STATED EXERCISE => Look at each line of the records and count those with "training" in them. Please answer with the count alone.

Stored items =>
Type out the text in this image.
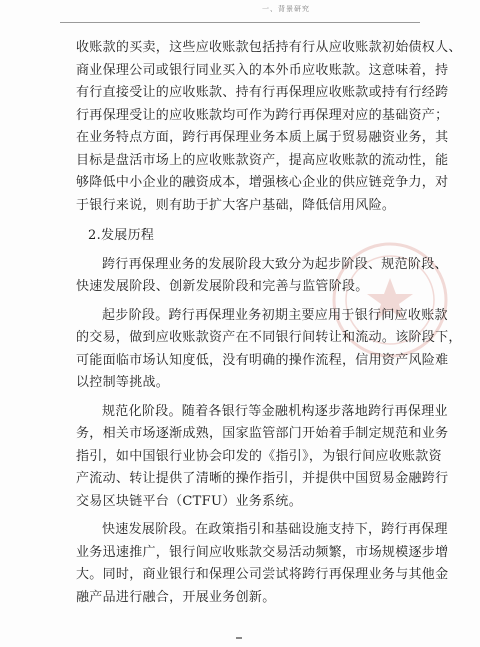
一、背景研究
收账款的买卖，这些应收账款包括持有行从应收账款初始债权人、
商业保理公司或银行同业买入的本外币应收账款。这意味着，持
有行直接受让的应收账款、持有行再保理应收账款或持有行经跨
行再保理受让的应收账款均可作为跨行再保理对应的基础资产；
在业务特点方面，跨行再保理业务本质上属于贸易融资业务，其
目标是盘活市场上的应收账款资产，提高应收账款的流动性，能
够降低中小企业的融资成本，增强核心企业的供应链竞争力，对
于银行来说，则有助于扩大客户基础，降低信用风险。
2.发展历程
跨行再保理业务的发展阶段大致分为起步阶段、规范阶段、
快速发展阶段、创新发展阶段和完善与监管阶段。
起步阶段。跨行再保理业务初期主要应用于银行间应收账款
的交易，做到应收账款资产在不同银行间转让和流动。该阶段下，
可能面临市场认知度低，没有明确的操作流程，信用资产风险难
以控制等挑战。
规范化阶段。随着各银行等金融机构逐步落地跨行再保理业
务，相关市场逐渐成熟，国家监管部门开始着手制定规范和业务
指引，如中国银行业协会印发的《指引》，为银行间应收账款资
产流动、转让提供了清晰的操作指引，并提供中国贸易金融跨行
交易区块链平台（CTFU）业务系统。
快速发展阶段。在政策指引和基础设施支持下，跨行再保理
业务迅速推广，银行间应收账款交易活动频繁，市场规模逐步增
大。同时，商业银行和保理公司尝试将跨行再保理业务与其他金
融产品进行融合，开展业务创新。
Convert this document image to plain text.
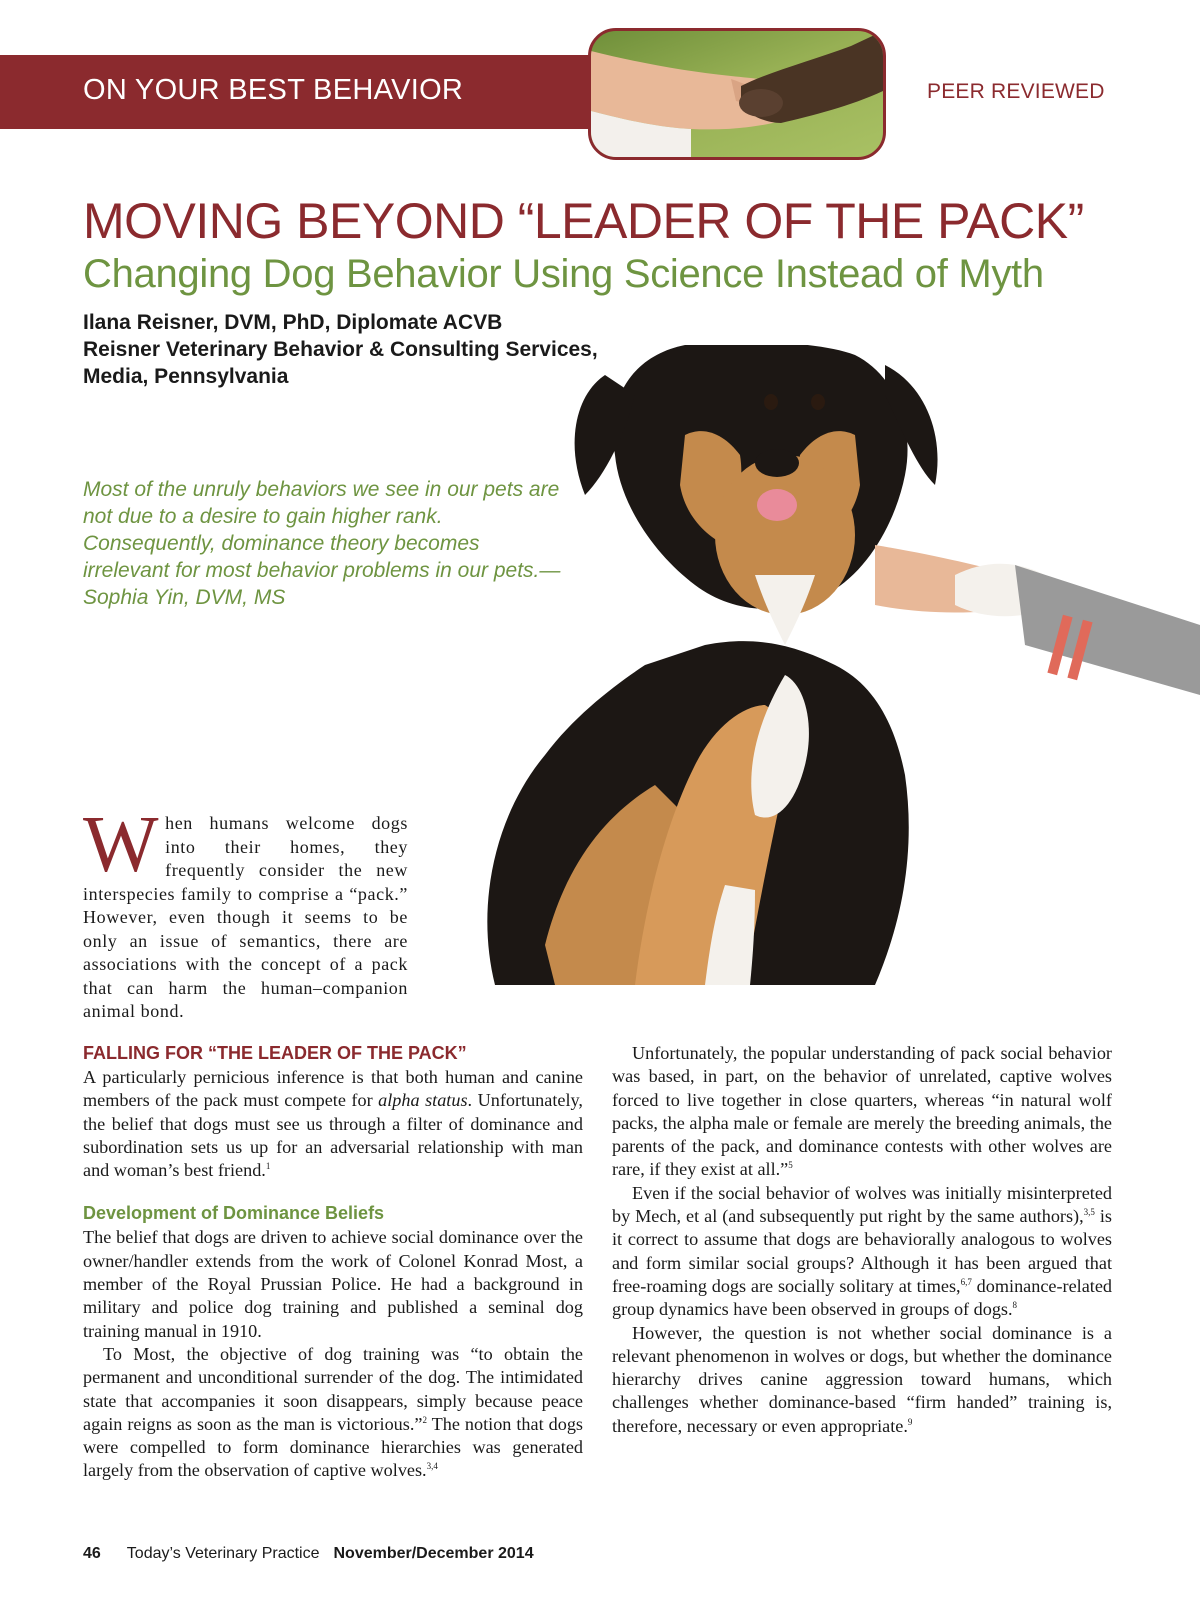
ON YOUR BEST BEHAVIOR	PEER REVIEWED
MOVING BEYOND “LEADER OF THE PACK”
Changing Dog Behavior Using Science Instead of Myth
Ilana Reisner, DVM, PhD, Diplomate ACVB
Reisner Veterinary Behavior & Consulting Services,
Media, Pennsylvania
Most of the unruly behaviors we see in our pets are not due to a desire to gain higher rank. Consequently, dominance theory becomes irrelevant for most behavior problems in our pets.—Sophia Yin, DVM, MS
When humans welcome dogs into their homes, they frequently consider the new interspecies family to comprise a “pack.” However, even though it seems to be only an issue of semantics, there are associations with the concept of a pack that can harm the human–companion animal bond.
FALLING FOR “THE LEADER OF THE PACK”

A particularly pernicious inference is that both human and canine members of the pack must compete for alpha status. Unfortunately, the belief that dogs must see us through a filter of dominance and subordination sets us up for an adversarial relationship with man and woman’s best friend.$^1$

Development of Dominance Beliefs

The belief that dogs are driven to achieve social dominance over the owner/handler extends from the work of Colonel Konrad Most, a member of the Royal Prussian Police. He had a background in military and police dog training and published a seminal dog training manual in 1910.

To Most, the objective of dog training was “to obtain the permanent and unconditional surrender of the dog. The intimidated state that accompanies it soon disappears, simply because peace again reigns as soon as the man is victorious.”$^2$ The notion that dogs were compelled to form dominance hierarchies was generated largely from the observation of captive wolves.$^{3,4}$

Unfortunately, the popular understanding of pack social behavior was based, in part, on the behavior of unrelated, captive wolves forced to live together in close quarters, whereas “in natural wolf packs, the alpha male or female are merely the breeding animals, the parents of the pack, and dominance contests with other wolves are rare, if they exist at all.”$^5$

Even if the social behavior of wolves was initially misinterpreted by Mech, et al (and subsequently put right by the same authors),$^{3,5}$ is it correct to assume that dogs are behaviorally analogous to wolves and form similar social groups? Although it has been argued that free-roaming dogs are socially solitary at times,$^{6,7}$ dominance-related group dynamics have been observed in groups of dogs.$^8$

However, the question is not whether social dominance is a relevant phenomenon in wolves or dogs, but whether the dominance hierarchy drives canine aggression toward humans, which challenges whether dominance-based “firm handed” training is, therefore, necessary or even appropriate.$^9$

46 Today’s Veterinary Practice November/December 2014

RESULT BELOW => 3